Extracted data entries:

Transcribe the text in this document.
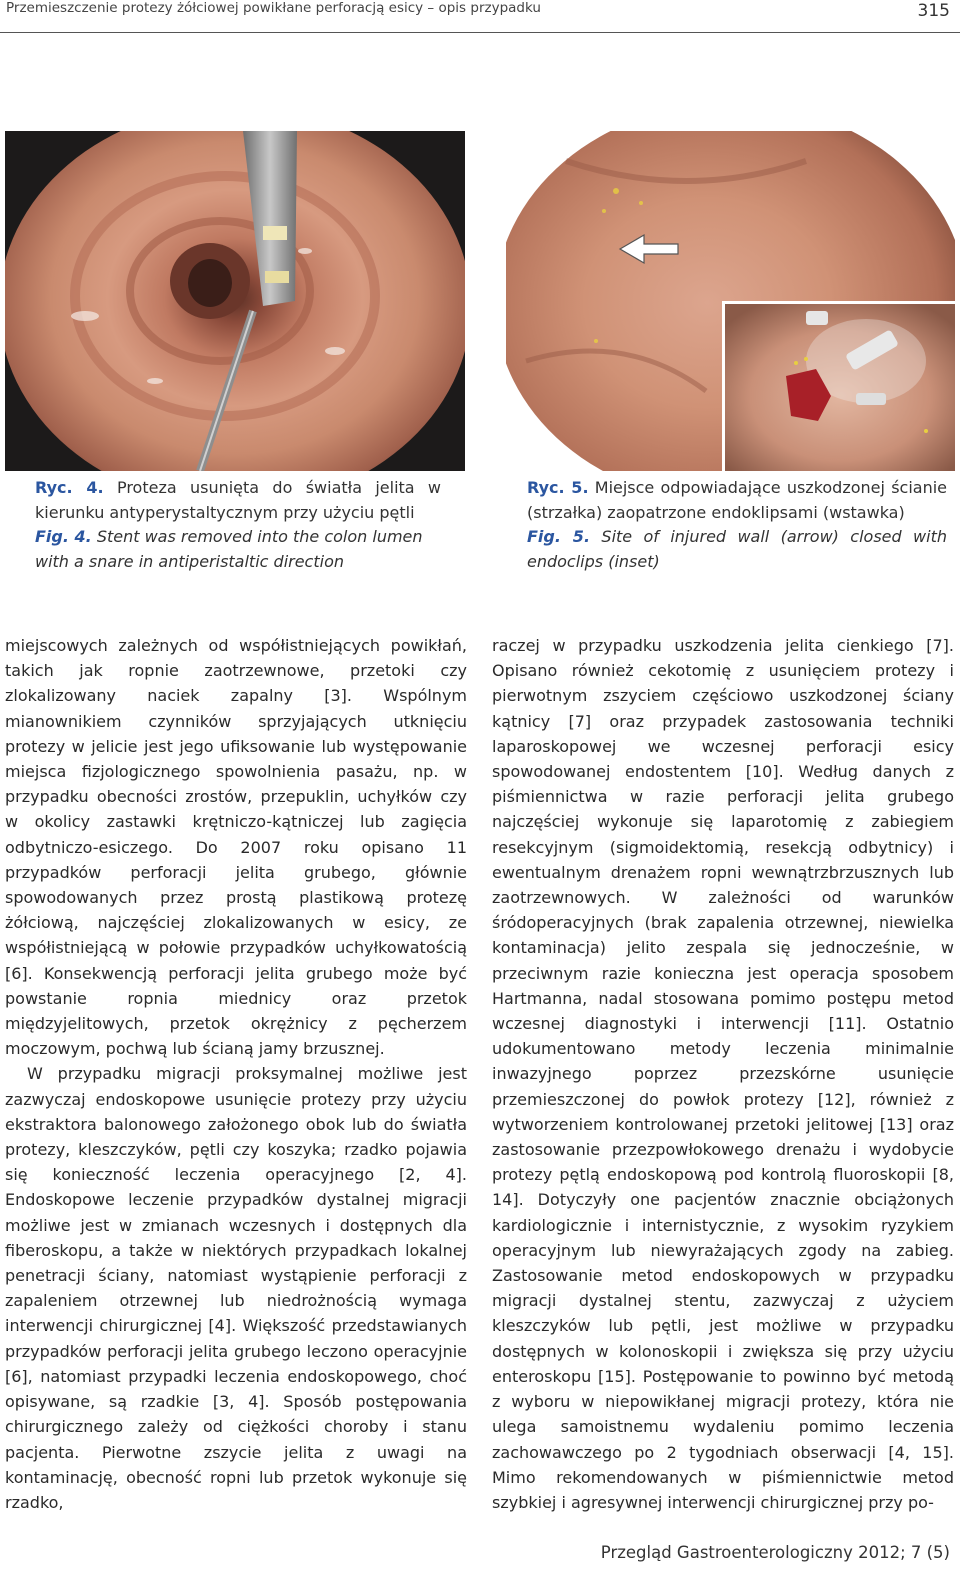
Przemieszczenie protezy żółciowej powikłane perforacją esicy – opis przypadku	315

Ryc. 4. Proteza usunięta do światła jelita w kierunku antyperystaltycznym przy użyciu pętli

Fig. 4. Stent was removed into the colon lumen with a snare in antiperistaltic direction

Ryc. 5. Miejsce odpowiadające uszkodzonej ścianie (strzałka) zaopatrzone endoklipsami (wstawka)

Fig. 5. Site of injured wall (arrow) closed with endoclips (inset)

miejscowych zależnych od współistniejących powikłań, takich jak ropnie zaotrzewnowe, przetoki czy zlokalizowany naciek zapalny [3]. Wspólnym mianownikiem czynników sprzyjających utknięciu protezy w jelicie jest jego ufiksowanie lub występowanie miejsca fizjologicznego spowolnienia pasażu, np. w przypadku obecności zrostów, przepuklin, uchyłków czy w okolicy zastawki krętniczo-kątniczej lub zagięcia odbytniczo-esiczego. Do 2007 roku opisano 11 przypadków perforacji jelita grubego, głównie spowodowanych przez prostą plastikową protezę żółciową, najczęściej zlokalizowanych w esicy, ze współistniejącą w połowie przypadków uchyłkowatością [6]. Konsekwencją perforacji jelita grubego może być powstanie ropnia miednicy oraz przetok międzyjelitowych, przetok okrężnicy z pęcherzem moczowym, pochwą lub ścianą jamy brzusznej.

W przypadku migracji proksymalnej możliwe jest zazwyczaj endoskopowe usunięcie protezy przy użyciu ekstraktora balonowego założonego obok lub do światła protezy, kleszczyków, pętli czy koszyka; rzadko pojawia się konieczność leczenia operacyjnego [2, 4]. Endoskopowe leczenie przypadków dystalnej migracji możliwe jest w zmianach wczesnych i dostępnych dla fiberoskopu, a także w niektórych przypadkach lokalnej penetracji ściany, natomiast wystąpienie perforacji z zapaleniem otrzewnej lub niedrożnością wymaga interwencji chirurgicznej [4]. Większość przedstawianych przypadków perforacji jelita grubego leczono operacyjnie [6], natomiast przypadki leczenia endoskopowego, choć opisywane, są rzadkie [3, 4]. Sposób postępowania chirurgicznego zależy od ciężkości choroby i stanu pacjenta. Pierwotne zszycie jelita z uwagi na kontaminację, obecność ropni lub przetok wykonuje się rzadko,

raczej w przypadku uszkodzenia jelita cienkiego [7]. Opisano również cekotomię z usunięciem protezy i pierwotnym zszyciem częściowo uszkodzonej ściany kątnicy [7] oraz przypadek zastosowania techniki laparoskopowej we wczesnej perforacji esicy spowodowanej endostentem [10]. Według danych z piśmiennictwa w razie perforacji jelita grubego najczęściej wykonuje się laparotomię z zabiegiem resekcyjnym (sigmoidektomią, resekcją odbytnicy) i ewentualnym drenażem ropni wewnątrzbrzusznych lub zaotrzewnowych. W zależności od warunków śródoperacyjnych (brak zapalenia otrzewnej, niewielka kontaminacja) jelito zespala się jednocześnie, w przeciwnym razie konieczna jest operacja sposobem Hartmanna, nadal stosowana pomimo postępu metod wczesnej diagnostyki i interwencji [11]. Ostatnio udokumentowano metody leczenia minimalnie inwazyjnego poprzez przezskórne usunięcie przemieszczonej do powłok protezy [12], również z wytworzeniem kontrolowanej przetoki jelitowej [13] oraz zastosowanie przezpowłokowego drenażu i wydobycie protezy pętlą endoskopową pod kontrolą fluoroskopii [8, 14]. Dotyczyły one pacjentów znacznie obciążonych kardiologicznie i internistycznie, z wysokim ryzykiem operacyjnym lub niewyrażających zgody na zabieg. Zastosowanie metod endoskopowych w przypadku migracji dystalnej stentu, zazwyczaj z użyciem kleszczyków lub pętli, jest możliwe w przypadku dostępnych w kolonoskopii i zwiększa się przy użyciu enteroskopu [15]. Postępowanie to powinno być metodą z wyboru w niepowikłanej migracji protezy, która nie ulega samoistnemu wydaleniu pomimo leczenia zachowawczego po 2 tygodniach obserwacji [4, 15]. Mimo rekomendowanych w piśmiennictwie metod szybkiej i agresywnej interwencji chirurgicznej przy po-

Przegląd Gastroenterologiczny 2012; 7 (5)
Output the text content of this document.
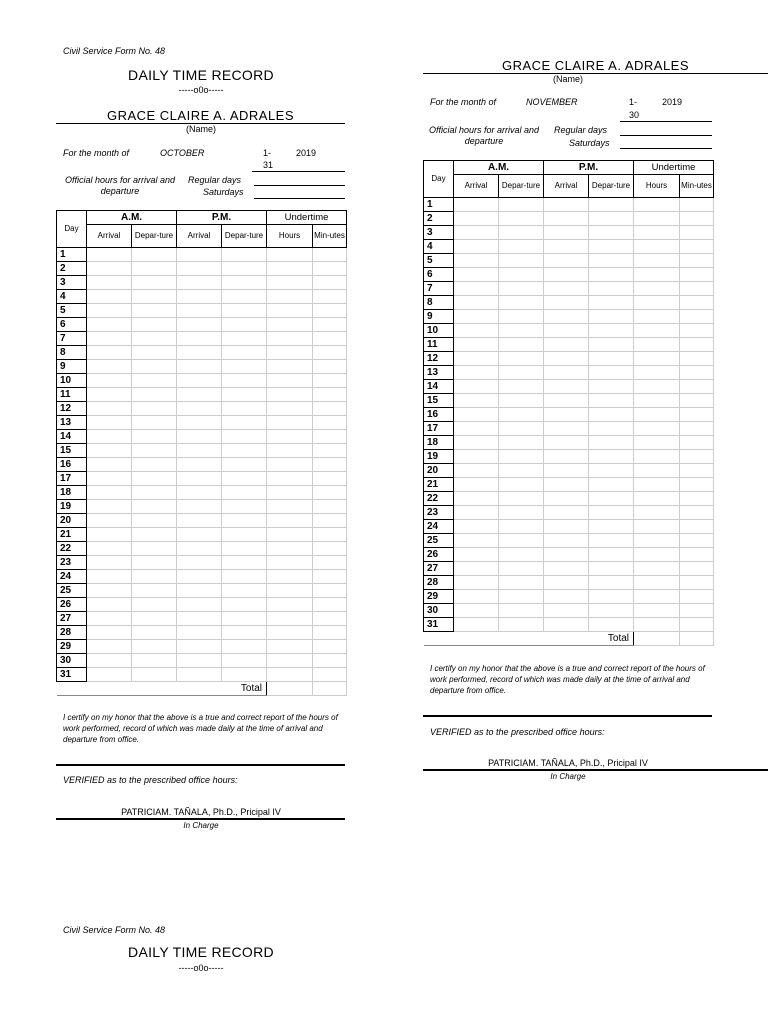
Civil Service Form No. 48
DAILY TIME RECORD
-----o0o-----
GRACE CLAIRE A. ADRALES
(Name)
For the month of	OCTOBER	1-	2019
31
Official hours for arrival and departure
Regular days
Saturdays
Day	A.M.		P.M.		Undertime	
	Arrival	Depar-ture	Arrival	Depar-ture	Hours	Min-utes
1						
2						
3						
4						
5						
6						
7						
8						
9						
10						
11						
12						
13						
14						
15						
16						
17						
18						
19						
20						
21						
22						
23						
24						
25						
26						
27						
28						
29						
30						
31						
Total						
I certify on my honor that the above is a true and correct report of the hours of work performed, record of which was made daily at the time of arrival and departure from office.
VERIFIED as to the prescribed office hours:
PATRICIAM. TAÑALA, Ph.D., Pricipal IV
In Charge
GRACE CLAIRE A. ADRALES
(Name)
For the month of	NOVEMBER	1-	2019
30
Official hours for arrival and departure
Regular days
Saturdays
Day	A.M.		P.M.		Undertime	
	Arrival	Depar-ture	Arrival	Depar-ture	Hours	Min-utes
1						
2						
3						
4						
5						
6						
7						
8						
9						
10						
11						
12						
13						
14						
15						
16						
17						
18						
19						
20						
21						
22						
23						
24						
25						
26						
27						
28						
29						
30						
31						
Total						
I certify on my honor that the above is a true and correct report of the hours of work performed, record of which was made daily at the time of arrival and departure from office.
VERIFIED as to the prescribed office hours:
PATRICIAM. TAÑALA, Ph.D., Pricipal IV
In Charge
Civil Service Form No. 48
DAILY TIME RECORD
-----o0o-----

- PROBLEM DETAILS:
Omit all pictures and write out, exactly, only the lines from the line containing "Output the text content of this document." through the last line of the entries above.

- RESULT OF THIS EXERCISE:
Output the text content of this document.
Civil Service Form No. 48
DAILY TIME RECORD
-----o0o-----
GRACE CLAIRE A. ADRALES
(Name)
For the month of	OCTOBER	1-	2019
31
Official hours for arrival and departure
Regular days
Saturdays
Day	A.M.		P.M.		Undertime	
	Arrival	Depar-ture	Arrival	Depar-ture	Hours	Min-utes
1						
2						
3						
4						
5						
6						
7						
8						
9						
10						
11						
12						
13						
14						
15						
16						
17						
18						
19						
20						
21						
22						
23						
24						
25						
26						
27						
28						
29						
30						
31						
Total						
I certify on my honor that the above is a true and correct report of the hours of work performed, record of which was made daily at the time of arrival and departure from office.
VERIFIED as to the prescribed office hours:
PATRICIAM. TAÑALA, Ph.D., Pricipal IV
In Charge
GRACE CLAIRE A. ADRALES
(Name)
For the month of	NOVEMBER	1-	2019
30
Official hours for arrival and departure
Regular days
Saturdays
Day	A.M.		P.M.		Undertime	
	Arrival	Depar-ture	Arrival	Depar-ture	Hours	Min-utes
1						
2						
3						
4						
5						
6						
7						
8						
9						
10						
11						
12						
13						
14						
15						
16						
17						
18						
19						
20						
21						
22						
23						
24						
25						
26						
27						
28						
29						
30						
31						
Total						
I certify on my honor that the above is a true and correct report of the hours of work performed, record of which was made daily at the time of arrival and departure from office.
VERIFIED as to the prescribed office hours:
PATRICIAM. TAÑALA, Ph.D., Pricipal IV
In Charge
Civil Service Form No. 48
DAILY TIME RECORD
-----o0o-----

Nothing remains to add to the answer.